_PROBLEM TO SOLVE_.
Starting at the line that holds "Decode this chart: output", copy every line exactly through the end of the data, and no others.

_A run of records_.
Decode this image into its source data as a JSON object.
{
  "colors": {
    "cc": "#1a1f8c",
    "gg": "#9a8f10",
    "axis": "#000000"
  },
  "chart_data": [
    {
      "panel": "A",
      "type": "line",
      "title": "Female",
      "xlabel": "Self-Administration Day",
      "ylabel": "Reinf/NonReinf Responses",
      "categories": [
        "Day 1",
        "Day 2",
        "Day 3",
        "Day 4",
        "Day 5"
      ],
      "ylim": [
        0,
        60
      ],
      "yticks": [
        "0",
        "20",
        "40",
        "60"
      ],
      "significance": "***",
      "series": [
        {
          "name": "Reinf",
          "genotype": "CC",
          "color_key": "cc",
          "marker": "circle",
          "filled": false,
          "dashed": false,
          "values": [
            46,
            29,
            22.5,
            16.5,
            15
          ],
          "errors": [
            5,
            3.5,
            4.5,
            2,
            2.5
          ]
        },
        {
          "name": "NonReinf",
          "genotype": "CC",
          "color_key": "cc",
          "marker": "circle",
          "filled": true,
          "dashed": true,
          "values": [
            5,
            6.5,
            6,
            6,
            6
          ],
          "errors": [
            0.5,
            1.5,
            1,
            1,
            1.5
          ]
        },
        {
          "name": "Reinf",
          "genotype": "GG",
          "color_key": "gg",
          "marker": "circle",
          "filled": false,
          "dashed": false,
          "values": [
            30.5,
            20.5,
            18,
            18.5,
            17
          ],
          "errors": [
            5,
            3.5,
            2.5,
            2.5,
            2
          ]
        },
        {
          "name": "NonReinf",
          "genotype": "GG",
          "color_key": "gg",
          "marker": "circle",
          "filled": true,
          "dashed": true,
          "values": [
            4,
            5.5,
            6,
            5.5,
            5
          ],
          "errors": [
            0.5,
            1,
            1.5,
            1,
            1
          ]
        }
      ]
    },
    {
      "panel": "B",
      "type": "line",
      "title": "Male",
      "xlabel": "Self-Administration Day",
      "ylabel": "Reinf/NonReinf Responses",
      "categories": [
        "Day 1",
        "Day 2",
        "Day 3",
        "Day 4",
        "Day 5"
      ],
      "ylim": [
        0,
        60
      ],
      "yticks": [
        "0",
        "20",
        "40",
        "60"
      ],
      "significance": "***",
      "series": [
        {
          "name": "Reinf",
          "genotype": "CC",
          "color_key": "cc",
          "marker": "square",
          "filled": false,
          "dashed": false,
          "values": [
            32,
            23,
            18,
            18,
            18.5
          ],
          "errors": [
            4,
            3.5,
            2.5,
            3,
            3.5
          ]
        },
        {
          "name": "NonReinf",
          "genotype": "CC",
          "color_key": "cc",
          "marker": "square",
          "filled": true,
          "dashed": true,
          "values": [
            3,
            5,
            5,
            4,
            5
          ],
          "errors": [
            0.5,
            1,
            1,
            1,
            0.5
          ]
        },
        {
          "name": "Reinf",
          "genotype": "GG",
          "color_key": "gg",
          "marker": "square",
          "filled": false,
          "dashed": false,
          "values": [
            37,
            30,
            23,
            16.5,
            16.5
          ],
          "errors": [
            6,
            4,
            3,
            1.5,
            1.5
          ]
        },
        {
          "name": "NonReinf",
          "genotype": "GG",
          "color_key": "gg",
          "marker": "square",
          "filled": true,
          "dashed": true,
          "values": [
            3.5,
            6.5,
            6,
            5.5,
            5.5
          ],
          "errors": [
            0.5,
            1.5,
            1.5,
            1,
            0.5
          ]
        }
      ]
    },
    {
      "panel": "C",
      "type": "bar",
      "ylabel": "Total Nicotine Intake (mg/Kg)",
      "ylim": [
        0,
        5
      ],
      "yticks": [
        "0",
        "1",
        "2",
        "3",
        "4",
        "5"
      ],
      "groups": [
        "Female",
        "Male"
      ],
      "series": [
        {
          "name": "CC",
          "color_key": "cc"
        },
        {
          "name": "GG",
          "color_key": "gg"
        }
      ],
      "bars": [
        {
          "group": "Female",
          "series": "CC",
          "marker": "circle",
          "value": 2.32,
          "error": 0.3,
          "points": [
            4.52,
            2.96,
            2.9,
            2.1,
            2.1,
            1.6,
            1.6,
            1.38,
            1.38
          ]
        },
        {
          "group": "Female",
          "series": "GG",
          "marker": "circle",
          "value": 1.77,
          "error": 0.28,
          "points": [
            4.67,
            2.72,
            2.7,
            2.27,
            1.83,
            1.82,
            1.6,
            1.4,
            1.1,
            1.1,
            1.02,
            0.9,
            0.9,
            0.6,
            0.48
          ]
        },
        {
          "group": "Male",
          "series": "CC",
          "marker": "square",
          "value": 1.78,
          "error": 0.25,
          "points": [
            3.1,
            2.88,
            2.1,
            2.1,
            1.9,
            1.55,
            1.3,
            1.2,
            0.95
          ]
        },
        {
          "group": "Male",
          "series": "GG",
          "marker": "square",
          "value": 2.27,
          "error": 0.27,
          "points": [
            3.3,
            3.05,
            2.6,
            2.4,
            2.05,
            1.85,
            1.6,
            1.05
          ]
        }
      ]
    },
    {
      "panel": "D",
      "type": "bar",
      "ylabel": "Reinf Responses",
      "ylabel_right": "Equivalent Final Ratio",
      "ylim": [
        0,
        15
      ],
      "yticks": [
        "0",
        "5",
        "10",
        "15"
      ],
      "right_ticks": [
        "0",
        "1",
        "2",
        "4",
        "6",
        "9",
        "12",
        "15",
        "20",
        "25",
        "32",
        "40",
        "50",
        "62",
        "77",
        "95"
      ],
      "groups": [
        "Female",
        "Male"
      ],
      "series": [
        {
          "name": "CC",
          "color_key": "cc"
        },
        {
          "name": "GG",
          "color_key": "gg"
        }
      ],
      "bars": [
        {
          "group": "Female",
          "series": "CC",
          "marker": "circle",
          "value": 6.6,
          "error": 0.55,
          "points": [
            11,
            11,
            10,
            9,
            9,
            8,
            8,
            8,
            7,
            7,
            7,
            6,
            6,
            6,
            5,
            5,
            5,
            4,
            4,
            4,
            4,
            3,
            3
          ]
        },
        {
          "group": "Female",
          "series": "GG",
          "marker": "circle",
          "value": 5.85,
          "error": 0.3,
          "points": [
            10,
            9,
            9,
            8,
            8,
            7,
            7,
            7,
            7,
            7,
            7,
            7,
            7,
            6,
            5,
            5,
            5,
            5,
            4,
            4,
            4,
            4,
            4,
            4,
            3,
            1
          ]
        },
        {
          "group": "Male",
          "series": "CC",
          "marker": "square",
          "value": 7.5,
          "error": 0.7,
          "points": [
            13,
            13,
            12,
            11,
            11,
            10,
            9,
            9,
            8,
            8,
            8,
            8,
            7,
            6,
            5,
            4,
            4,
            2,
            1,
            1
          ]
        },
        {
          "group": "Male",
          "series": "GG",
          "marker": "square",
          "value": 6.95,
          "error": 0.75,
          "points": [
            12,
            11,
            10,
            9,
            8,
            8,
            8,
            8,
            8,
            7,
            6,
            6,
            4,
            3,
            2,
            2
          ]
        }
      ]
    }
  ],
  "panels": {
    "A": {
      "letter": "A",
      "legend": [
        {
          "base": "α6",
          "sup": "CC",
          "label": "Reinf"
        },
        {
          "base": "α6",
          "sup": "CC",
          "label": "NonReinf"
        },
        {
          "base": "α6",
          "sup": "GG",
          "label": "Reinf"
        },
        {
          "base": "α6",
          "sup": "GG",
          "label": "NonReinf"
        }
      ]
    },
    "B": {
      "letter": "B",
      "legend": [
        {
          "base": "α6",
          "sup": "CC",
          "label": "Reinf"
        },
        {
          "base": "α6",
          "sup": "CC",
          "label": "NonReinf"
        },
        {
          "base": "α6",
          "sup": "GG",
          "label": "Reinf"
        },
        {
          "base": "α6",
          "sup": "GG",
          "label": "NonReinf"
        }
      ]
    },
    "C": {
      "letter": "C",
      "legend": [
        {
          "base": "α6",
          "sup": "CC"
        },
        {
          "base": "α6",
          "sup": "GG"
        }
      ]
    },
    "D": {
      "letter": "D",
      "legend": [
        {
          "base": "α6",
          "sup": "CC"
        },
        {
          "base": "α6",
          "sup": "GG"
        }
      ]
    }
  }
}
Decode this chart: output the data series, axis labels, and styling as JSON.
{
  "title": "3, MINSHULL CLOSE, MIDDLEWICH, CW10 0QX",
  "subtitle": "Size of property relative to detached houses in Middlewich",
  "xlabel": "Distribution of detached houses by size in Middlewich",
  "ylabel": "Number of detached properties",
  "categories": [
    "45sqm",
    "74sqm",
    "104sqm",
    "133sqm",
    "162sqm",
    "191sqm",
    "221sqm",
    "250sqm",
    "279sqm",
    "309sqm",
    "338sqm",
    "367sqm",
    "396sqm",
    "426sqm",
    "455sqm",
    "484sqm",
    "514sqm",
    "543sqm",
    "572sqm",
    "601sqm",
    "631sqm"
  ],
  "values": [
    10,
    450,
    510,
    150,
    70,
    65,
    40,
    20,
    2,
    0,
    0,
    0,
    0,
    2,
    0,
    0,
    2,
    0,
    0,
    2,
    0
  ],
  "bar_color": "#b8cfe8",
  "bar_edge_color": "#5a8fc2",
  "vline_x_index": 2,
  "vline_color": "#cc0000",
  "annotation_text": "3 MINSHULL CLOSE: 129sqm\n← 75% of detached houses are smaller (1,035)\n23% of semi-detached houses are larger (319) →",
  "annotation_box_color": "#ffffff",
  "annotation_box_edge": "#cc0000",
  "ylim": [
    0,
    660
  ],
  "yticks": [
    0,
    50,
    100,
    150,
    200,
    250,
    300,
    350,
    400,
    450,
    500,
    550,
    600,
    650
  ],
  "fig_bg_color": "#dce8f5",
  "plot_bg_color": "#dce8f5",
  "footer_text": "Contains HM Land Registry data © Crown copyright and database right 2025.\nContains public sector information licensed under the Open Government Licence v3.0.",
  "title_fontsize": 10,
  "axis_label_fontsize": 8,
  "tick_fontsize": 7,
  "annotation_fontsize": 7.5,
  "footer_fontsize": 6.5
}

_OUTPUT OF THE EXERCISE_.
Decode this chart: output the data series, axis labels, and styling as JSON.
{
  "title": "3, MINSHULL CLOSE, MIDDLEWICH, CW10 0QX",
  "subtitle": "Size of property relative to detached houses in Middlewich",
  "xlabel": "Distribution of detached houses by size in Middlewich",
  "ylabel": "Number of detached properties",
  "categories": [
    "45sqm",
    "74sqm",
    "104sqm",
    "133sqm",
    "162sqm",
    "191sqm",
    "221sqm",
    "250sqm",
    "279sqm",
    "309sqm",
    "338sqm",
    "367sqm",
    "396sqm",
    "426sqm",
    "455sqm",
    "484sqm",
    "514sqm",
    "543sqm",
    "572sqm",
    "601sqm",
    "631sqm"
  ],
  "values": [
    10,
    450,
    510,
    150,
    70,
    65,
    40,
    20,
    2,
    0,
    0,
    0,
    0,
    2,
    0,
    0,
    2,
    0,
    0,
    2,
    0
  ],
  "bar_color": "#b8cfe8",
  "bar_edge_color": "#5a8fc2",
  "vline_x_index": 2,
  "vline_color": "#cc0000",
  "annotation_text": "3 MINSHULL CLOSE: 129sqm\n← 75% of detached houses are smaller (1,035)\n23% of semi-detached houses are larger (319) →",
  "annotation_box_color": "#ffffff",
  "annotation_box_edge": "#cc0000",
  "ylim": [
    0,
    660
  ],
  "yticks": [
    0,
    50,
    100,
    150,
    200,
    250,
    300,
    350,
    400,
    450,
    500,
    550,
    600,
    650
  ],
  "fig_bg_color": "#dce8f5",
  "plot_bg_color": "#dce8f5",
  "footer_text": "Contains HM Land Registry data © Crown copyright and database right 2025.\nContains public sector information licensed under the Open Government Licence v3.0.",
  "title_fontsize": 10,
  "axis_label_fontsize": 8,
  "tick_fontsize": 7,
  "annotation_fontsize": 7.5,
  "footer_fontsize": 6.5
}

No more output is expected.